**GOAL OF THE EXERCISE**. List each line in which the string "Format" appears.

**Extracted records**.

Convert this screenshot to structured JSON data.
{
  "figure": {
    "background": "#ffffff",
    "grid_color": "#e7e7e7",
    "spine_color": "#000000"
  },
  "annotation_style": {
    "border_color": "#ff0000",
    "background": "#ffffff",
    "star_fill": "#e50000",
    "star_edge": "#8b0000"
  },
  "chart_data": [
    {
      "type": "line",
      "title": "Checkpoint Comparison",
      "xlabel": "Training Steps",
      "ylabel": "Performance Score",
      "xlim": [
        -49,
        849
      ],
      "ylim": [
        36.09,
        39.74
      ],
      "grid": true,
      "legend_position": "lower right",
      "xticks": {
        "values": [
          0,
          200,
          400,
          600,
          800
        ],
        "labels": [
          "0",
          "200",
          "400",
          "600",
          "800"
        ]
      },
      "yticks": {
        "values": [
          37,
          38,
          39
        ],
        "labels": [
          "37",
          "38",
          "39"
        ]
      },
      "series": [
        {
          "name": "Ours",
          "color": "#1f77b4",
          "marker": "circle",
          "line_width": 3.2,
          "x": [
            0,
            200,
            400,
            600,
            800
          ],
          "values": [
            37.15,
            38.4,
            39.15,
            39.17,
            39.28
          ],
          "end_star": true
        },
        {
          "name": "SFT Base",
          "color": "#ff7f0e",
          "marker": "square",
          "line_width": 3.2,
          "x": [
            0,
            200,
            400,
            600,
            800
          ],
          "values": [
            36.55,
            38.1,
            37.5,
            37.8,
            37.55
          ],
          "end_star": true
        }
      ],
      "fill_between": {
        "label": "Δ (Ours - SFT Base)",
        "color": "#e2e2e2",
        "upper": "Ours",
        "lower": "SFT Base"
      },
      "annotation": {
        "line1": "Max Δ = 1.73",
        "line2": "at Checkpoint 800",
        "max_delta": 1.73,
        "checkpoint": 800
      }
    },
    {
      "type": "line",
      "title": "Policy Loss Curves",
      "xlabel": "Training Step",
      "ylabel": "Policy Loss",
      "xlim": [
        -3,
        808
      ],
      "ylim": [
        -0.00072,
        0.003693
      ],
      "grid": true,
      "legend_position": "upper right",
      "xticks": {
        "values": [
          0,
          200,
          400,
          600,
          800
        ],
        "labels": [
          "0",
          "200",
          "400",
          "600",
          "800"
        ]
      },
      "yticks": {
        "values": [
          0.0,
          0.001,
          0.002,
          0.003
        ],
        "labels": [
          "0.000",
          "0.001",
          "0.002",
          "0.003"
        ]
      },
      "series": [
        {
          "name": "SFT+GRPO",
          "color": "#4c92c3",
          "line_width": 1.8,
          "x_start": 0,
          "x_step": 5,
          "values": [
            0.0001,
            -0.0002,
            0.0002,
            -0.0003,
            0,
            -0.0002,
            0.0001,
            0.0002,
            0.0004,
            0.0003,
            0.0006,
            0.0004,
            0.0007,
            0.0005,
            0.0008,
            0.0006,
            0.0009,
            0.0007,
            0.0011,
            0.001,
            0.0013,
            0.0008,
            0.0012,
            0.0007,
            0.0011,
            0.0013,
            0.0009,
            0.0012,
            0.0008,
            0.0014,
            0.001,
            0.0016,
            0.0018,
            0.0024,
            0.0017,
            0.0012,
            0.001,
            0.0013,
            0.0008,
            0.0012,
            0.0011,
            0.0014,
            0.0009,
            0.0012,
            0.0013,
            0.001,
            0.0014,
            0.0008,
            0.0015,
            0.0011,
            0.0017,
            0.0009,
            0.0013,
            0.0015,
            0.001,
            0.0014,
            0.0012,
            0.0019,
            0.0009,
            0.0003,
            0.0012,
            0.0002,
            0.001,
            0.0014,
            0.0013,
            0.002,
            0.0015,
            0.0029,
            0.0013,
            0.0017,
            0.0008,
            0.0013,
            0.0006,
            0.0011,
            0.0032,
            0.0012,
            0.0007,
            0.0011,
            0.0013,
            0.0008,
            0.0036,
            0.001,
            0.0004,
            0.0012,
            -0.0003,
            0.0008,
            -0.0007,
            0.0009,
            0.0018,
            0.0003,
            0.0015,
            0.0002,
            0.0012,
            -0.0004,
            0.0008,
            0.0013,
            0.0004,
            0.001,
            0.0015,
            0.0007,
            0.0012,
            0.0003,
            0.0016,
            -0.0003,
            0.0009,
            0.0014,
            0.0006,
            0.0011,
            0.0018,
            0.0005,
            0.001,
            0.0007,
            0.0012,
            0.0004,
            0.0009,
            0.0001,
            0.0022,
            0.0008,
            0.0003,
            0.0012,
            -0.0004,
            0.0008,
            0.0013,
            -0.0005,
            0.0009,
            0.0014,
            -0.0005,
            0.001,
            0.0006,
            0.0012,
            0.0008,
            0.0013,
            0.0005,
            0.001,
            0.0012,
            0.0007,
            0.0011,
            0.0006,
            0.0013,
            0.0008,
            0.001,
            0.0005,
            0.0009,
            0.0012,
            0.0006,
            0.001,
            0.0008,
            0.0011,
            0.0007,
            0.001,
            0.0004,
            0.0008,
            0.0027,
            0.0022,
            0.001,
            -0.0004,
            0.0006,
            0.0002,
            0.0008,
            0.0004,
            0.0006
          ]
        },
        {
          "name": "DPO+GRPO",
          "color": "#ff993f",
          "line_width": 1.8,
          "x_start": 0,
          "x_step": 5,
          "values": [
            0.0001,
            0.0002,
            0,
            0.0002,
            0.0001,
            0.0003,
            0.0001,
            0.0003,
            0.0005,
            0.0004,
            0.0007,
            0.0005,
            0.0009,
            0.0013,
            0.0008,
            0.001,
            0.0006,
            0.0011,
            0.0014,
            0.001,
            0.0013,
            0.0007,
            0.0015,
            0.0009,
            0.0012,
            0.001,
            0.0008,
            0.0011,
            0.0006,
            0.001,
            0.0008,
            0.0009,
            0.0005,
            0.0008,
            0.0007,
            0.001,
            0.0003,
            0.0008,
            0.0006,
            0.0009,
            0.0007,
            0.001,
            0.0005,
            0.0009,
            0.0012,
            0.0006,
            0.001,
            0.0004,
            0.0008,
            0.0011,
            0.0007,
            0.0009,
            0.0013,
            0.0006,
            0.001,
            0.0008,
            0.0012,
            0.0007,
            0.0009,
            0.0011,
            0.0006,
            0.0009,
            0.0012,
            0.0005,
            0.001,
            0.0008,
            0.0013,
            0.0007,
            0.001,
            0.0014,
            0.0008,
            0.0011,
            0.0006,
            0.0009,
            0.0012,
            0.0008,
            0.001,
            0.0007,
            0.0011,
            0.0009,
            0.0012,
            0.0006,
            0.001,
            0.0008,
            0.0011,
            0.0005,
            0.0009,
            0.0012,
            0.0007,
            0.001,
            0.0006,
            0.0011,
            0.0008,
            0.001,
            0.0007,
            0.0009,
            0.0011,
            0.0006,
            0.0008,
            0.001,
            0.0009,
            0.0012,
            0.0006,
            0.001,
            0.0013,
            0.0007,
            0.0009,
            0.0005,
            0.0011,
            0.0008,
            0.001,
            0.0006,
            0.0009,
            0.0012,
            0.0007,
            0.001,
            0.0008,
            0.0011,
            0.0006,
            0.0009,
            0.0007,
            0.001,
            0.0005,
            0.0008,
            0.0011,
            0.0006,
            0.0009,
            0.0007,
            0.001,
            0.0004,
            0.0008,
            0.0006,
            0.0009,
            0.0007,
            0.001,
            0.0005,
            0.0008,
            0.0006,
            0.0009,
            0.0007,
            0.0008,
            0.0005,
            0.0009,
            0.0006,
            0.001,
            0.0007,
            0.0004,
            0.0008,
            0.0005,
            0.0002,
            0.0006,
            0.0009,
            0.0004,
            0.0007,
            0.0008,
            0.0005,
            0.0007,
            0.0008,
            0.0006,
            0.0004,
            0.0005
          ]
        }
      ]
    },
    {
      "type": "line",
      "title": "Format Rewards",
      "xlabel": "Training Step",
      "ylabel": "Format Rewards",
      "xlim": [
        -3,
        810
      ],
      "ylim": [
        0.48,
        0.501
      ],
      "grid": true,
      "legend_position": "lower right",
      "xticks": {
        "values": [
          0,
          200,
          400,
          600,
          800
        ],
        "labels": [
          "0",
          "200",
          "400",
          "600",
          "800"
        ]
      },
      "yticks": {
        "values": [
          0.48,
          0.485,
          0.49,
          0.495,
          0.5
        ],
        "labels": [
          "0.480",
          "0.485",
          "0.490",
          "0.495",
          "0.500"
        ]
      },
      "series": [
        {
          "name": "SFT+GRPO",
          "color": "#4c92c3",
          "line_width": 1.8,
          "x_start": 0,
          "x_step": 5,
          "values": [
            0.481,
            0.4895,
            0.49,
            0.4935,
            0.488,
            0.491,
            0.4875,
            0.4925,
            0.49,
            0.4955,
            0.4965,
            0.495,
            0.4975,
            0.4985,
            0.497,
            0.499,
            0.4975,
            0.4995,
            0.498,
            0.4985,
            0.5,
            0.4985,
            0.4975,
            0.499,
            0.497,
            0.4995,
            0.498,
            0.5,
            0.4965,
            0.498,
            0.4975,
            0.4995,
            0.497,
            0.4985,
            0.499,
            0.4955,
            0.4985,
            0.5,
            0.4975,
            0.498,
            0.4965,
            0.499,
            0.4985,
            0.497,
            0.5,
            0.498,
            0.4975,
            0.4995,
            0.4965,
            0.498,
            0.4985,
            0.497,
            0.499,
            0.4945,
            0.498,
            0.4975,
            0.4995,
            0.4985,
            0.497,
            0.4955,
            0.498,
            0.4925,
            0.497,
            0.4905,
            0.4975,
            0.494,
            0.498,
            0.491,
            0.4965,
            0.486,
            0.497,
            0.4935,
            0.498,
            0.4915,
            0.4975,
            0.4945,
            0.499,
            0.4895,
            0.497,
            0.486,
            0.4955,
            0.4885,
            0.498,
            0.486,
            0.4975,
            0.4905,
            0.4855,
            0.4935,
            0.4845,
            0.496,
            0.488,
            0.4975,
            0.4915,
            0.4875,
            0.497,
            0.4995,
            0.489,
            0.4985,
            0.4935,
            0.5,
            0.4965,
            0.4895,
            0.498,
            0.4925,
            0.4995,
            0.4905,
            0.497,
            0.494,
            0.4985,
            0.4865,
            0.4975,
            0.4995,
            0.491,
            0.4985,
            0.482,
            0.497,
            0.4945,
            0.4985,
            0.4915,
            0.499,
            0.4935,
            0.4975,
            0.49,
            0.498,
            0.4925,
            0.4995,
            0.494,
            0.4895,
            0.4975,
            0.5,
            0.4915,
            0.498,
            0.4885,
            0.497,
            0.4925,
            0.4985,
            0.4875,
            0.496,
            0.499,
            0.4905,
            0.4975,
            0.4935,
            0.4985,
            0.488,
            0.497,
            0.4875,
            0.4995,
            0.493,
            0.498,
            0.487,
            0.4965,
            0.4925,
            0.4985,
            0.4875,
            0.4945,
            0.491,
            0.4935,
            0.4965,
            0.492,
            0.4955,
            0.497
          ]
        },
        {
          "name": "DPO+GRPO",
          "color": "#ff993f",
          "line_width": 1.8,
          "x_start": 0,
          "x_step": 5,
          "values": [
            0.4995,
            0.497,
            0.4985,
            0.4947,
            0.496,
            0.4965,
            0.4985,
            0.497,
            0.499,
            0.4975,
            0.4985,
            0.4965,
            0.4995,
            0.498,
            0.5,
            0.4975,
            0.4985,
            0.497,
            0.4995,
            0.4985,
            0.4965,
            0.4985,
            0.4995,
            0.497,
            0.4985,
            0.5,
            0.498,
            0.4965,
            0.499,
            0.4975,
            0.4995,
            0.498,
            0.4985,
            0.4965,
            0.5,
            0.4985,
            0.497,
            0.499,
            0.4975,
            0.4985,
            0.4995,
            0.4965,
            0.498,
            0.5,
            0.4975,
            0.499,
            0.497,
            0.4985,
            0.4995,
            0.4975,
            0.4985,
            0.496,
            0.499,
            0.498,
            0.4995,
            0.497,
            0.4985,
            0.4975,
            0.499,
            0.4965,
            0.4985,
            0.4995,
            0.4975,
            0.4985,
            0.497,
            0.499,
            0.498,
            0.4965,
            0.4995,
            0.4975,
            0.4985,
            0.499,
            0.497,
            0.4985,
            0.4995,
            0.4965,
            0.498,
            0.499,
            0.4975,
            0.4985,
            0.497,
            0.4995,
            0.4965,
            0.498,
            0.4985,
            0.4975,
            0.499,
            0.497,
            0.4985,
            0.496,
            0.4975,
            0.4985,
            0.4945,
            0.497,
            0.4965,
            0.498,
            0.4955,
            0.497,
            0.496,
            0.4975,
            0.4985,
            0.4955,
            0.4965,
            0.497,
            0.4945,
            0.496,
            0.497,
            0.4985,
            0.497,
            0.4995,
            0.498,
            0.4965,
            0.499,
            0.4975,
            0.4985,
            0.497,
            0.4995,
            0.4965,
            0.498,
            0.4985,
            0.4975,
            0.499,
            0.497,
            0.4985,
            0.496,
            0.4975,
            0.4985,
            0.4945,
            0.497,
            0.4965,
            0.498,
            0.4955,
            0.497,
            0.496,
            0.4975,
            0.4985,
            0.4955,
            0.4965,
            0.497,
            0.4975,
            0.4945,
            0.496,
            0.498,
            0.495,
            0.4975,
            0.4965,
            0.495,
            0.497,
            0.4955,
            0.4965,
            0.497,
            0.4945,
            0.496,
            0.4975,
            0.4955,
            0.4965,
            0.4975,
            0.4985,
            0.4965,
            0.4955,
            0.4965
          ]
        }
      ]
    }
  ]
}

**OUTPUT FOR THIS TASK**.
      "title": "Format Rewards",
      "ylabel": "Format Rewards",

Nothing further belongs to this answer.